**The exercise**. Look through the records below, and copy out every line that holds the string "JSON".

**Working data**.
○ ○ ○ ○ ○ ○ ○

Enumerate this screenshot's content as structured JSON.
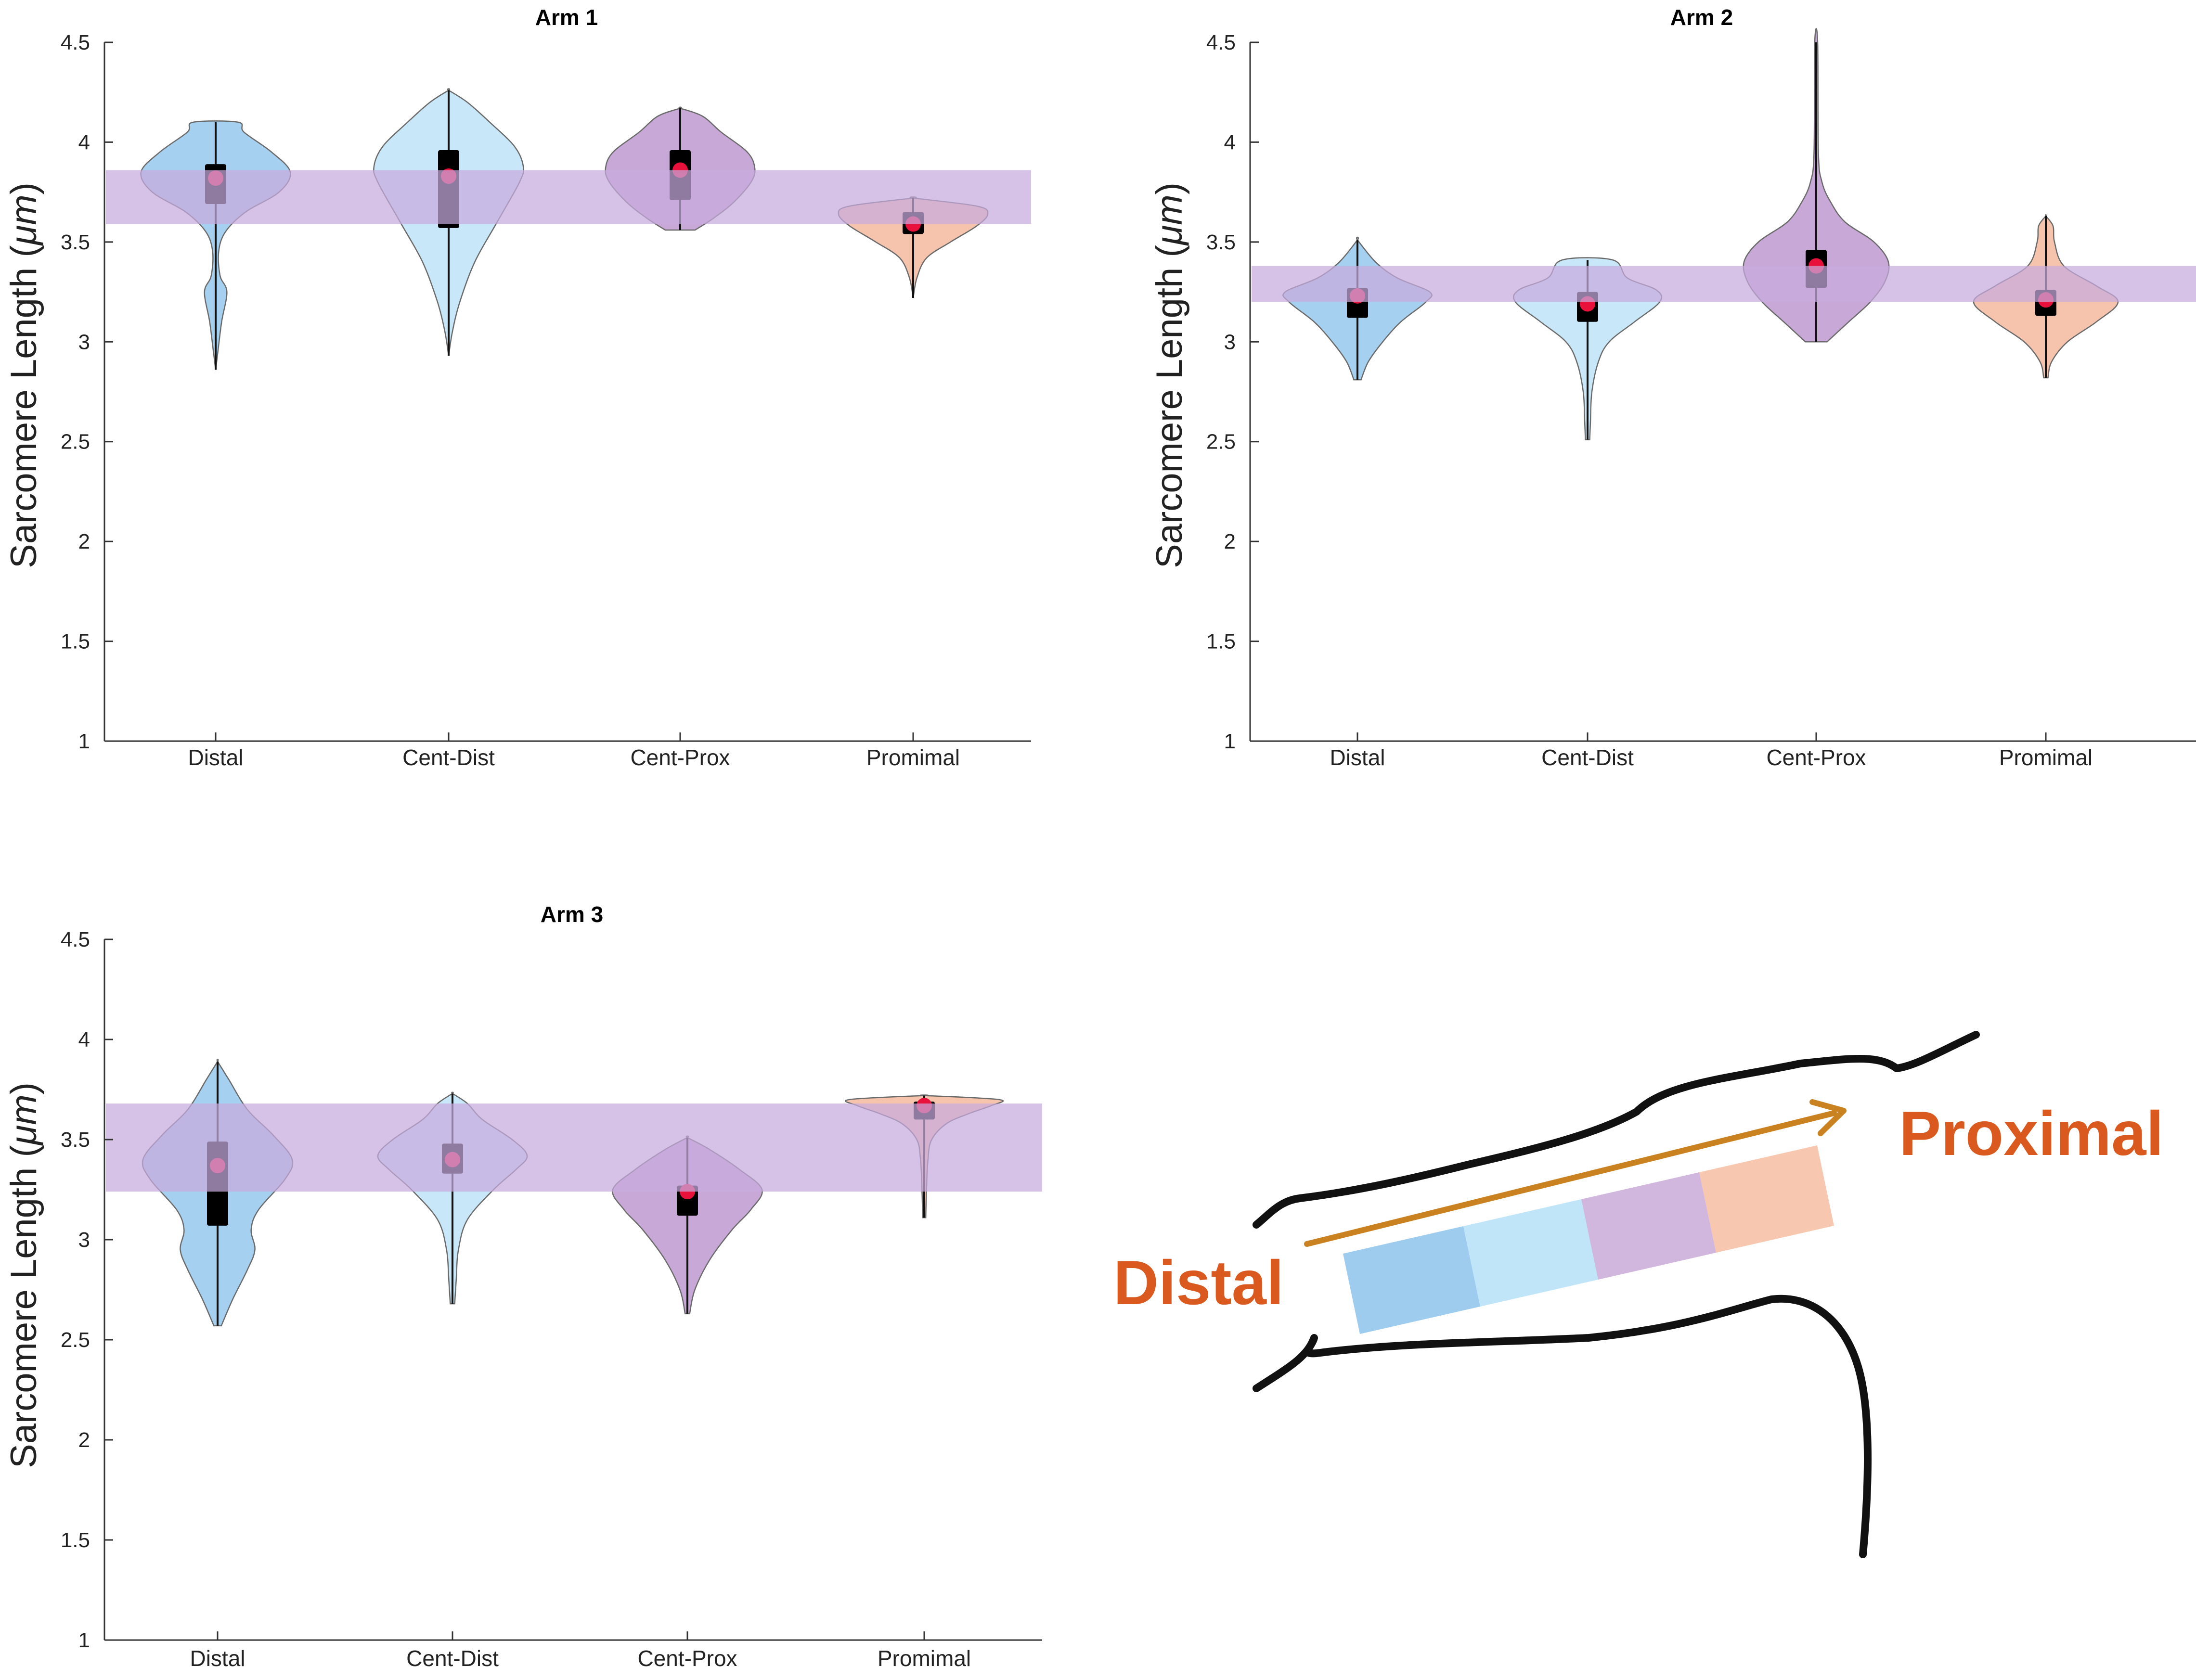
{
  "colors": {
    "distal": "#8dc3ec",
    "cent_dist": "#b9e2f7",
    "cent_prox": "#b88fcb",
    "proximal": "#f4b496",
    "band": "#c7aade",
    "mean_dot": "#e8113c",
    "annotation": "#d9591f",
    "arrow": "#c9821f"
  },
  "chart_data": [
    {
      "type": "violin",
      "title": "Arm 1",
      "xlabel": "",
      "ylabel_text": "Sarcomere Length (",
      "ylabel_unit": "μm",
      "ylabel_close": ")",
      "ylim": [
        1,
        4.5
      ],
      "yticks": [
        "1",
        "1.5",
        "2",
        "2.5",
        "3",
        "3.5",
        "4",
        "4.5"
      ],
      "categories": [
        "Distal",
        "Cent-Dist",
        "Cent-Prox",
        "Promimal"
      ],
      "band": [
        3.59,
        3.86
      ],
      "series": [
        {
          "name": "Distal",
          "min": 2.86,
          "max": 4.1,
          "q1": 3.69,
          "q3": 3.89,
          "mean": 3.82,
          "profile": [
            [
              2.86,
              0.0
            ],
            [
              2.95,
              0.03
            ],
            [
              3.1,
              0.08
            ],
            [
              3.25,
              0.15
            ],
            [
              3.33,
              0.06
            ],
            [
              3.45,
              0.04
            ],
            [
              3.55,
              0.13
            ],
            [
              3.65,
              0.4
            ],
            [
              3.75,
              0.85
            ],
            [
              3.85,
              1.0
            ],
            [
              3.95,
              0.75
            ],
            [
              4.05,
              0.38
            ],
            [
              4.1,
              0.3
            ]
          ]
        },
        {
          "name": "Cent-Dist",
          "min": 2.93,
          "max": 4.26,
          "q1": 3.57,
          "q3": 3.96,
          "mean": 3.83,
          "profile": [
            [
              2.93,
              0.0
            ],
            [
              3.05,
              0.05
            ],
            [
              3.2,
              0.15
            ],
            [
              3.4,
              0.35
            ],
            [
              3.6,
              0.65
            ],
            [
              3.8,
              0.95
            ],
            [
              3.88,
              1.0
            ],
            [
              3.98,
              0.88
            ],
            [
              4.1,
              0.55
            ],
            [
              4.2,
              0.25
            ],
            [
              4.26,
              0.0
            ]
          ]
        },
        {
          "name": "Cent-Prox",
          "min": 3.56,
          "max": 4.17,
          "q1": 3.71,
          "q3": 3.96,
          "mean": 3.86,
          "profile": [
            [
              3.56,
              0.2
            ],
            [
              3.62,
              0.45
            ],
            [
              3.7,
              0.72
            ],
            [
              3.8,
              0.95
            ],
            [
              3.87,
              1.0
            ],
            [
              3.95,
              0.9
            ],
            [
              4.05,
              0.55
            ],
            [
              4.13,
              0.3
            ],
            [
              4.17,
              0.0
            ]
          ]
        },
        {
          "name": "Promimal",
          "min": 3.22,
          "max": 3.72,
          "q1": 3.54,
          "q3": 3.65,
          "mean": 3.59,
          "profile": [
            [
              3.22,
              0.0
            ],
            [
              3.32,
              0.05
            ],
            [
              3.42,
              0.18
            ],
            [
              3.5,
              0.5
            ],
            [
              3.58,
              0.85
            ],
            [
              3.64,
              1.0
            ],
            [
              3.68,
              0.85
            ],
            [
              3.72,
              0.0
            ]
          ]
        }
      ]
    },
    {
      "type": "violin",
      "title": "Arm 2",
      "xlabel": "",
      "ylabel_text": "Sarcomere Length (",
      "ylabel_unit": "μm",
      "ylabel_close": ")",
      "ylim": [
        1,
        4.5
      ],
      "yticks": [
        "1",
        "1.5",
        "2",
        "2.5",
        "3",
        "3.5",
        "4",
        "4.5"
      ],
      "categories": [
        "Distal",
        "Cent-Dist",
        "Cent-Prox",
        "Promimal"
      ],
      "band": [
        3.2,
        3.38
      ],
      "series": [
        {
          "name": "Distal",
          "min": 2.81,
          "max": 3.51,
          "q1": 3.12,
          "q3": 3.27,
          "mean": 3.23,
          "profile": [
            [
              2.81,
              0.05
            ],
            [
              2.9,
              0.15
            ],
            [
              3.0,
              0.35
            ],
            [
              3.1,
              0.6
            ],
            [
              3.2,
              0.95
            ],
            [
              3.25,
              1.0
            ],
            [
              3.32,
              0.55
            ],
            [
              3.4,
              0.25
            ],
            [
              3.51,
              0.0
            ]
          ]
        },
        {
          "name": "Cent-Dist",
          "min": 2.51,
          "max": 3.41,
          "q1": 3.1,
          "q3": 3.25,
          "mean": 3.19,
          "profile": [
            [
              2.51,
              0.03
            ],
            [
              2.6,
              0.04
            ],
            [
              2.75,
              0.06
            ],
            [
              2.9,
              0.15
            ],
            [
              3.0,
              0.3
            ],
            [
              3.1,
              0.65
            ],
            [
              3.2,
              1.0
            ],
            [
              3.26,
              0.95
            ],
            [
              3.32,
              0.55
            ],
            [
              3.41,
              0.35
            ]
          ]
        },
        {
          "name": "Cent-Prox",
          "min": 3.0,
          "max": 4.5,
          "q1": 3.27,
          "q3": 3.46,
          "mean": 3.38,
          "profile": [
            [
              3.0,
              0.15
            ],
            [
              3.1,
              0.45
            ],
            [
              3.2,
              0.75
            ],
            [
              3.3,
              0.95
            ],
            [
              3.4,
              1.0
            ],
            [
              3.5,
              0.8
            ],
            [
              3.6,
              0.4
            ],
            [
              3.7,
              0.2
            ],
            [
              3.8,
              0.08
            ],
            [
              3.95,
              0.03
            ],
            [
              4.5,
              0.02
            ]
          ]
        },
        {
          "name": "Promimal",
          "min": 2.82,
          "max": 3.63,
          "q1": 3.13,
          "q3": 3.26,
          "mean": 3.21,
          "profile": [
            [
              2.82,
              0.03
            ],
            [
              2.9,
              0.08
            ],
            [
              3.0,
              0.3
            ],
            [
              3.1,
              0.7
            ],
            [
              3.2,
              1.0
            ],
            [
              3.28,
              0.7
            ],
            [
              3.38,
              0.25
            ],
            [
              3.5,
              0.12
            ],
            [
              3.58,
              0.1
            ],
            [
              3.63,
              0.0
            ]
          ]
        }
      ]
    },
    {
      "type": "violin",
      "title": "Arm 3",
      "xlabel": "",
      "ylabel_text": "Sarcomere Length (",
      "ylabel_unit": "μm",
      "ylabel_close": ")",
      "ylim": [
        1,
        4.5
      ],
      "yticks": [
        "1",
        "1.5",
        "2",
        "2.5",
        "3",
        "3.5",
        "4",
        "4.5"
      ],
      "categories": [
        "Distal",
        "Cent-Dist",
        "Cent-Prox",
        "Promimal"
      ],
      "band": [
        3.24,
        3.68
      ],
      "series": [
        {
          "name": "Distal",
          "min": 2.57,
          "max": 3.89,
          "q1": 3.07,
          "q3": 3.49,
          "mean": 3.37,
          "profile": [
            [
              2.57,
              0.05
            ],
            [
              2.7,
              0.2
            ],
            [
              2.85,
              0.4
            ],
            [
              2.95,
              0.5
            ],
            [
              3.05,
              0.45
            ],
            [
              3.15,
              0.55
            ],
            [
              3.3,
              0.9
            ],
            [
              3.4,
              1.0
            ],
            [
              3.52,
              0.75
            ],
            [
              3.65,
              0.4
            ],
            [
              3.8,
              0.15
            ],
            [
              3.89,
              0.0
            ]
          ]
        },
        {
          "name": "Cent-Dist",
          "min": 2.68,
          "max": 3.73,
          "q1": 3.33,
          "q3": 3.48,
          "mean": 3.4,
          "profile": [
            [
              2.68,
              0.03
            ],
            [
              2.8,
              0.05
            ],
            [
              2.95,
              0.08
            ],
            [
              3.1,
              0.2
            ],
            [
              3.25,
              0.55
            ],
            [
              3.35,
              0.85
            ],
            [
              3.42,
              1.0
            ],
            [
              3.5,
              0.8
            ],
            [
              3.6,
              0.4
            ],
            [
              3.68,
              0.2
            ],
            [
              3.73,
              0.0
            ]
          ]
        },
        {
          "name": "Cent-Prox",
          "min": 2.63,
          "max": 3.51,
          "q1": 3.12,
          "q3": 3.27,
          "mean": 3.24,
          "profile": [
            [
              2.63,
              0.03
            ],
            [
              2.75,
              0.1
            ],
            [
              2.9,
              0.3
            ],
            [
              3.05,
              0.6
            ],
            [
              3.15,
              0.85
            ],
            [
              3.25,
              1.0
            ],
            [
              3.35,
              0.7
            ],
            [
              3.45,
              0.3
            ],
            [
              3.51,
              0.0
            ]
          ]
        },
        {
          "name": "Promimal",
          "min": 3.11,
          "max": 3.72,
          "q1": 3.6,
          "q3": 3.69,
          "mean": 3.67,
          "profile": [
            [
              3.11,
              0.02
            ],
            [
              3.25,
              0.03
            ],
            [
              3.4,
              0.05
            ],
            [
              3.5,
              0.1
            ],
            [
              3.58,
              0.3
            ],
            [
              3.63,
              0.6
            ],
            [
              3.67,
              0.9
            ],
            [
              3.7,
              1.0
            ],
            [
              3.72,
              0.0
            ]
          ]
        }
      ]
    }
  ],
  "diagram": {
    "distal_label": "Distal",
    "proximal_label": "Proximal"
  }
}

○ ○ ○ ○ ○ ○ ○

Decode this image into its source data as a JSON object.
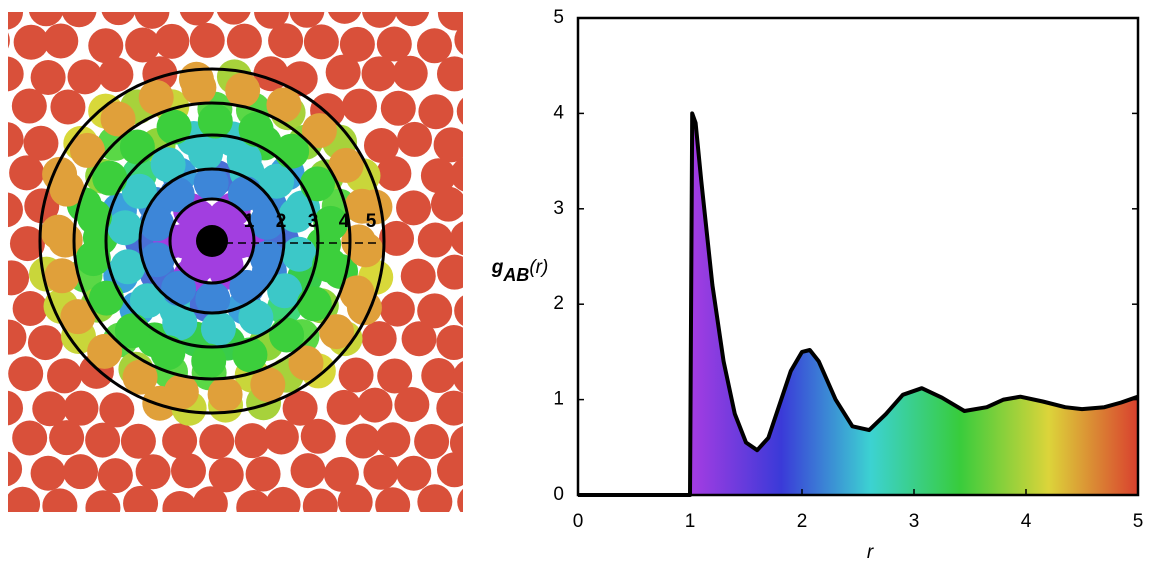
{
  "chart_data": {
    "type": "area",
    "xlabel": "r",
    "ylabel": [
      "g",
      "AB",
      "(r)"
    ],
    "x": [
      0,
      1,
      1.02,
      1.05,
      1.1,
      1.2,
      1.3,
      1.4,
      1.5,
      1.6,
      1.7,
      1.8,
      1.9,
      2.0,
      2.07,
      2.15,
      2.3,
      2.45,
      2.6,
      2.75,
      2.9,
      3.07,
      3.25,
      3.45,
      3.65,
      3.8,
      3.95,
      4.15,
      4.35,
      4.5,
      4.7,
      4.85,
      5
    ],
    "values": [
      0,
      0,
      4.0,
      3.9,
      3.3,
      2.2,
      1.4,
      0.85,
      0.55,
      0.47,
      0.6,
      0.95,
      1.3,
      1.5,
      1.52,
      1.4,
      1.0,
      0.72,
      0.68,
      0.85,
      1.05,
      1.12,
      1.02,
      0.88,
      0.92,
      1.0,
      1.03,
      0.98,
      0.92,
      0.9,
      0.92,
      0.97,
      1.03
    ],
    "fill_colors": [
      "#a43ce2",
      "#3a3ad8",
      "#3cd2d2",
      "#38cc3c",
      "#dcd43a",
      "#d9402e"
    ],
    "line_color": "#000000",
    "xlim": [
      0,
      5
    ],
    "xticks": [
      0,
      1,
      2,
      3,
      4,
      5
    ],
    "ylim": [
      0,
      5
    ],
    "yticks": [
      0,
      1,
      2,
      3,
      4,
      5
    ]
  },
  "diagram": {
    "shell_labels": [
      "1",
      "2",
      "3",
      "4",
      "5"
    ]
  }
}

○ ○ ○ ○ ○ ○ ○

**Answer to this problem**.
Enumerate this screenshot's content as structured JSON.
Decode this image into its source data as a JSON object.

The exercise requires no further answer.